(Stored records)

▬▬▬▬▬▬▬▬▬▬

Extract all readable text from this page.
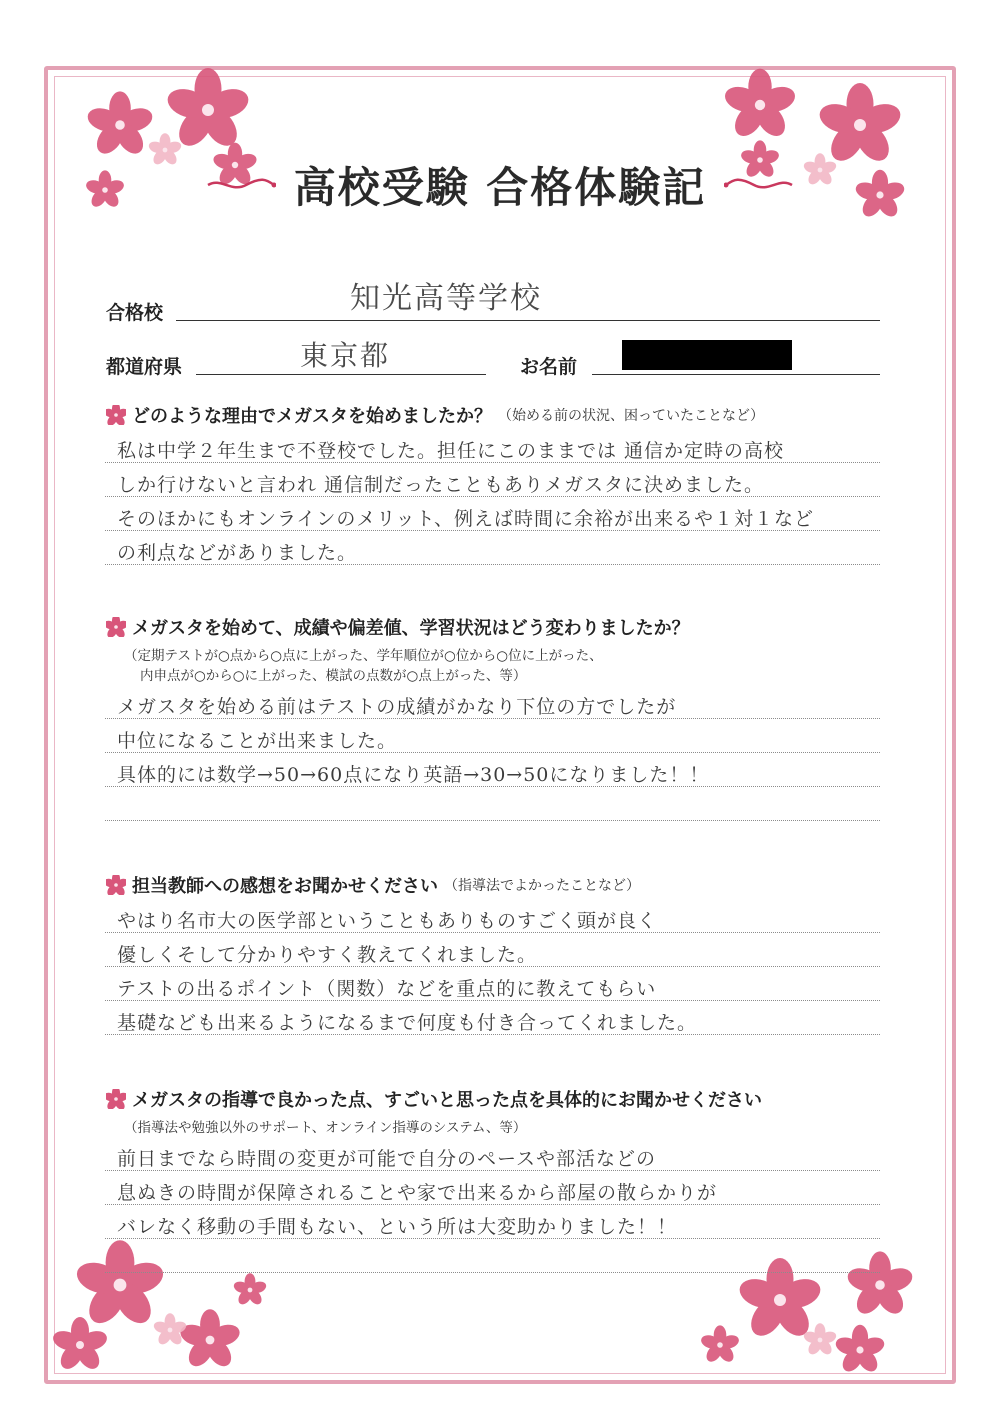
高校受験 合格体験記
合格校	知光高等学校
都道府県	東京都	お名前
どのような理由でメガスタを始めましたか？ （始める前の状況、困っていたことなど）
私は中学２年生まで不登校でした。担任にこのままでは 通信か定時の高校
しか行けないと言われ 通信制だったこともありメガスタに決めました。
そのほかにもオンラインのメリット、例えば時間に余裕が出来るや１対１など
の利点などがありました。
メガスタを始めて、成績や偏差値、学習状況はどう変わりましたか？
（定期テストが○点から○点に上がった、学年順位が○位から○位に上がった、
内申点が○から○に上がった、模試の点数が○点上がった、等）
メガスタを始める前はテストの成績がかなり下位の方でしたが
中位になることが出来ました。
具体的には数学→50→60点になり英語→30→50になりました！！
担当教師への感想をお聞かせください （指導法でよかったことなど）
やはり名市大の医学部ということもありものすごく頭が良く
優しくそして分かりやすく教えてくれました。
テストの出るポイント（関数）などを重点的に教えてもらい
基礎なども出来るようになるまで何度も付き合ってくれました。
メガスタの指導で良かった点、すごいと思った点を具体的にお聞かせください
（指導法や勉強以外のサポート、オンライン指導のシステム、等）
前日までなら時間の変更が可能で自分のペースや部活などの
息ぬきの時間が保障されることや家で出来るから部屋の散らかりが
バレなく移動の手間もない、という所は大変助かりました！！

▬▬▬▬▬▬▬▬▬▬

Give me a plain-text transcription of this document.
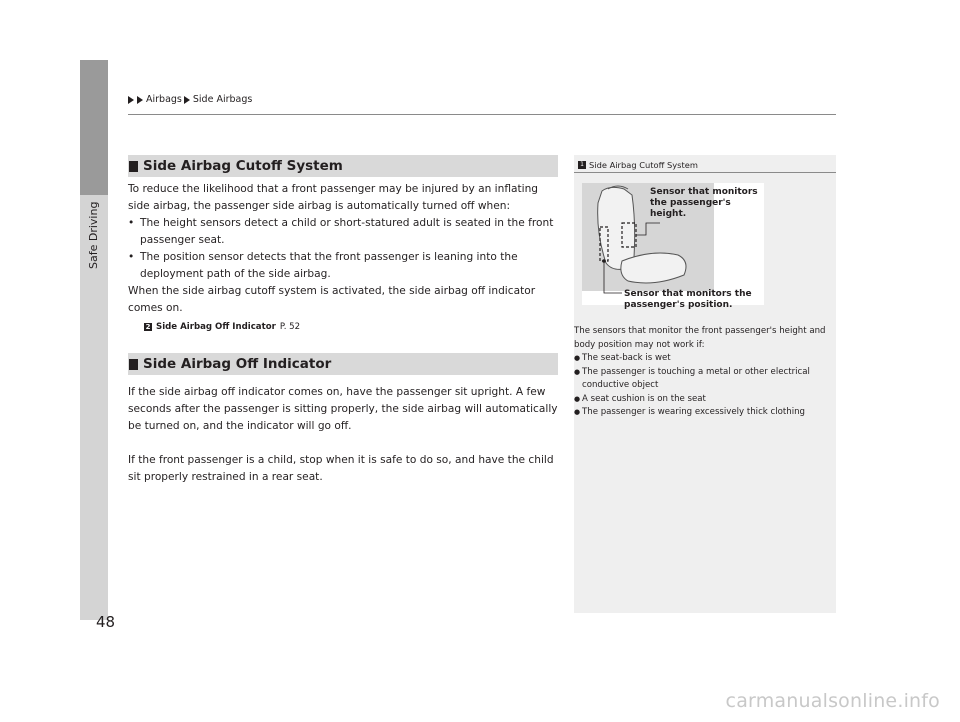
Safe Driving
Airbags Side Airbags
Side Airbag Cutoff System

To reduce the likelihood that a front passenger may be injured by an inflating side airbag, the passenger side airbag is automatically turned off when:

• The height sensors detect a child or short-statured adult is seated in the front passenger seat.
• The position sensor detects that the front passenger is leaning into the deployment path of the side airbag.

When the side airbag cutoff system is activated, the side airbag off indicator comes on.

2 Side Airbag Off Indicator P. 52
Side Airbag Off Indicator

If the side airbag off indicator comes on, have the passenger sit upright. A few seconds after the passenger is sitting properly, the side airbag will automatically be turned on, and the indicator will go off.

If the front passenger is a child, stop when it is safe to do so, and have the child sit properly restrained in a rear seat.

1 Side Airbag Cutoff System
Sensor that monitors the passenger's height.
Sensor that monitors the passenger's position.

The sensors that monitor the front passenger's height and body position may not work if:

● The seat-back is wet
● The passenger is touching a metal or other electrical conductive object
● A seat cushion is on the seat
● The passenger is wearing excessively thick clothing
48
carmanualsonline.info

▬▬▬▬▬▬▬▬▬▬

*TASK PROMPT:* Tell how many lines in the material above include the word "child", giving the number only.

*COMPLETED EXERCISE:* 2